**Short task:** Say how many lines contain the string "Exposure". Give no other output.

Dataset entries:
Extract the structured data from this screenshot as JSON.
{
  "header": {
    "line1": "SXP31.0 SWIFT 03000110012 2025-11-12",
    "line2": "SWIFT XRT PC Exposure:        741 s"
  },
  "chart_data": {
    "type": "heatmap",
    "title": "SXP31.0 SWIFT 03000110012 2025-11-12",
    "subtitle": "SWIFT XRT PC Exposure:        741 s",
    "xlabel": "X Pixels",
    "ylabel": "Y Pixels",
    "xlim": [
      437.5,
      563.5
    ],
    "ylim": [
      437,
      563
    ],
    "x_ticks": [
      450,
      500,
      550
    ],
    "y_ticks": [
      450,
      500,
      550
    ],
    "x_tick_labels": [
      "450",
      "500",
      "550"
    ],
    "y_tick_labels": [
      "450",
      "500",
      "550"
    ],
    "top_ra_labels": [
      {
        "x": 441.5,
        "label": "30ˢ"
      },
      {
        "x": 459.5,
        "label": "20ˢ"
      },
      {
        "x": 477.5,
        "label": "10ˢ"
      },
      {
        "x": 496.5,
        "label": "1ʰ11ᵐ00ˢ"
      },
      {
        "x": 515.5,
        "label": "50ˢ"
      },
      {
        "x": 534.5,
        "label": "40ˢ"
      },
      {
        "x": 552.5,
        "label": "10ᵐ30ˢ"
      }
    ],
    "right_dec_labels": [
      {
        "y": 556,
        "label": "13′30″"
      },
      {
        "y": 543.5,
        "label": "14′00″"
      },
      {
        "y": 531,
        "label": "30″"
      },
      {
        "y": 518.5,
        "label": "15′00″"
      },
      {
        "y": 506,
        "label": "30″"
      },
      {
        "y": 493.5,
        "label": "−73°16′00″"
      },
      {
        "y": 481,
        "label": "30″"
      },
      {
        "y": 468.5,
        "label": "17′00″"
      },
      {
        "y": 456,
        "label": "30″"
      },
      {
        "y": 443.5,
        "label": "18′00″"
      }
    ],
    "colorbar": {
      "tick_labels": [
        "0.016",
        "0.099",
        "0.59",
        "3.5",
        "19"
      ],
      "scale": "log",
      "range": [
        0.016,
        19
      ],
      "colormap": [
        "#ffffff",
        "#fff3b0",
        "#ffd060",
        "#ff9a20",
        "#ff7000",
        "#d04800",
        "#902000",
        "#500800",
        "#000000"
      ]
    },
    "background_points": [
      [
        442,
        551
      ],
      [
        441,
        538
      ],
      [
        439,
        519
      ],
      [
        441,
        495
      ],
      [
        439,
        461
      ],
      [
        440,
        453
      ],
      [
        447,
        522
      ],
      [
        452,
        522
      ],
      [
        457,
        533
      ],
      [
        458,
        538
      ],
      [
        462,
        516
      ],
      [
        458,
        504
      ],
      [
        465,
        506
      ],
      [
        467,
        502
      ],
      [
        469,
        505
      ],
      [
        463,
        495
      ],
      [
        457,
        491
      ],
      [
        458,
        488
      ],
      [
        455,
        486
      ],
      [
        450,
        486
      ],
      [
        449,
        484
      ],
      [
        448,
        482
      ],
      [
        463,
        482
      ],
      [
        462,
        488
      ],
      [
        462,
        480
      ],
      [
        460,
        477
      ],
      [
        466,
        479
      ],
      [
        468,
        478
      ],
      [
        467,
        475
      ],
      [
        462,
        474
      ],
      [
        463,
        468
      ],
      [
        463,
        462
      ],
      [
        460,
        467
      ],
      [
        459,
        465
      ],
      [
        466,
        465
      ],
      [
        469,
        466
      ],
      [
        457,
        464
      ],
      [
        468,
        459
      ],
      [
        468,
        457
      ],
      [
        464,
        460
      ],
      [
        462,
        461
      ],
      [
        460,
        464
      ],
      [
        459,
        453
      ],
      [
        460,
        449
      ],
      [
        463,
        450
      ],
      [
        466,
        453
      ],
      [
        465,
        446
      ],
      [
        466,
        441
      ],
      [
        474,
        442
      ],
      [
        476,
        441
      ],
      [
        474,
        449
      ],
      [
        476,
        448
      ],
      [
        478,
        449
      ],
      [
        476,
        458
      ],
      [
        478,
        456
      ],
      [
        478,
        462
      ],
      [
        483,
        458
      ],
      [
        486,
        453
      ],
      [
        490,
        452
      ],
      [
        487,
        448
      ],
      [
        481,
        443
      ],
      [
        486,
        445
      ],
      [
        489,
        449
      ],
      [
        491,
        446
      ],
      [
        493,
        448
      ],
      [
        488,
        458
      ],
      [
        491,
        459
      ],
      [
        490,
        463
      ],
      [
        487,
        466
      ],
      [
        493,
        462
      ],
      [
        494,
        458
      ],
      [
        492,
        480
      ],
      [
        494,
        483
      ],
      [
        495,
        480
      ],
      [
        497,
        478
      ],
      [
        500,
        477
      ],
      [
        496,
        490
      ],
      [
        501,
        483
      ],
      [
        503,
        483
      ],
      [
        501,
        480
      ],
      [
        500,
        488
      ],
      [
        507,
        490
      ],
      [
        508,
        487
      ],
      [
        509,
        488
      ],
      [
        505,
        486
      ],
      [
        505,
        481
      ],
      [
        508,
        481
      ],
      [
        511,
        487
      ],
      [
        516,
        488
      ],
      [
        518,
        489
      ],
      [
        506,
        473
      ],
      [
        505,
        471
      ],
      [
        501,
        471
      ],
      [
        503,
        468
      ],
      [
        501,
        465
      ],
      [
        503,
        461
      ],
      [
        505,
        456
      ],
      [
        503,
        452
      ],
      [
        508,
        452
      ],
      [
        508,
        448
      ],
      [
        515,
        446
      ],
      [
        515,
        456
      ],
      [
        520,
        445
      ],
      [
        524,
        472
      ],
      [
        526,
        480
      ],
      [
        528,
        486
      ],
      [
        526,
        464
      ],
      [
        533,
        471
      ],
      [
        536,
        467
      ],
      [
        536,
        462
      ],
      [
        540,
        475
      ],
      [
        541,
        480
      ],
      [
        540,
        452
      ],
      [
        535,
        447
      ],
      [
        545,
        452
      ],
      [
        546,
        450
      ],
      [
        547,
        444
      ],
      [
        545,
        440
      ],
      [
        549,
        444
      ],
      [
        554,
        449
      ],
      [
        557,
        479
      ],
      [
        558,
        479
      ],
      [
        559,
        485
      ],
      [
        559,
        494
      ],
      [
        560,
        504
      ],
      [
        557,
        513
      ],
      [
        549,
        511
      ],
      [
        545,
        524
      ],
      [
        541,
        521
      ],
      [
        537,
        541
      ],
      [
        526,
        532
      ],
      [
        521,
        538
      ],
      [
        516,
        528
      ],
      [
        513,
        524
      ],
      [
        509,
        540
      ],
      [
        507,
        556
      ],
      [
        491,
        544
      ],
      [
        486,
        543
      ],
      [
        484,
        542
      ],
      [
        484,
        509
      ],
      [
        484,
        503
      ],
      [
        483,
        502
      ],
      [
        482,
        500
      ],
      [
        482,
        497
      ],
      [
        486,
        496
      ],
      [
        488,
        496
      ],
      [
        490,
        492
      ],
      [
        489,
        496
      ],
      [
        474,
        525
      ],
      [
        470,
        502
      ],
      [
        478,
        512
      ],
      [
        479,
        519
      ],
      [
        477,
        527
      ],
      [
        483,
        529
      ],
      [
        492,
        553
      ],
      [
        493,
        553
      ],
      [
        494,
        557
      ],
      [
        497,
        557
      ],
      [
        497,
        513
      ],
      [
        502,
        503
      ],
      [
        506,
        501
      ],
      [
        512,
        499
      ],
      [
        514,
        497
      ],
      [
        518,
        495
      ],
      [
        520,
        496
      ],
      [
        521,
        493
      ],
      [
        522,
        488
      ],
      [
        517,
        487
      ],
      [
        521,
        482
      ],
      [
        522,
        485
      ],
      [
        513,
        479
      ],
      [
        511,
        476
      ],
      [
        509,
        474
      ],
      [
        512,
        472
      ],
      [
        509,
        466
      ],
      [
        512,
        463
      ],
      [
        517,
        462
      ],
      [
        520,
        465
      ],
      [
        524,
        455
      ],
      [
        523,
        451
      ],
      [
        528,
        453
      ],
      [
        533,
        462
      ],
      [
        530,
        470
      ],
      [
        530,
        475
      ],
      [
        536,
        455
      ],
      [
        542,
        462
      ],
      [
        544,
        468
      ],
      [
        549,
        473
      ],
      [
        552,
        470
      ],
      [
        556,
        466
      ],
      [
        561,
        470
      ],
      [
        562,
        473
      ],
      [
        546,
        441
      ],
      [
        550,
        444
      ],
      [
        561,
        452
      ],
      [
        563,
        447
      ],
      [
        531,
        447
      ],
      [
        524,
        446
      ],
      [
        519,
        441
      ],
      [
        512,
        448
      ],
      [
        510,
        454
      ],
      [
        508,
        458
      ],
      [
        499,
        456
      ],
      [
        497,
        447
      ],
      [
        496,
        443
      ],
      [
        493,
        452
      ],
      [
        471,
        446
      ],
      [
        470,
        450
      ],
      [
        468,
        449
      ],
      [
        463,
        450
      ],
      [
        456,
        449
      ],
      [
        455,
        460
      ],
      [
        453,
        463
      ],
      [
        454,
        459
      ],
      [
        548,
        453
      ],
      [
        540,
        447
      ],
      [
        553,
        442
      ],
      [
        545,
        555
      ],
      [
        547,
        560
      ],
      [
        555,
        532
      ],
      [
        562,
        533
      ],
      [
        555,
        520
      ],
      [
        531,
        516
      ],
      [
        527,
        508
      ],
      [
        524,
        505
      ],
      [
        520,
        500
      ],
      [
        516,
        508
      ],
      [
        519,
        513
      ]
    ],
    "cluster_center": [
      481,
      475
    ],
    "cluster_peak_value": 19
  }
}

**Result of the task:** 2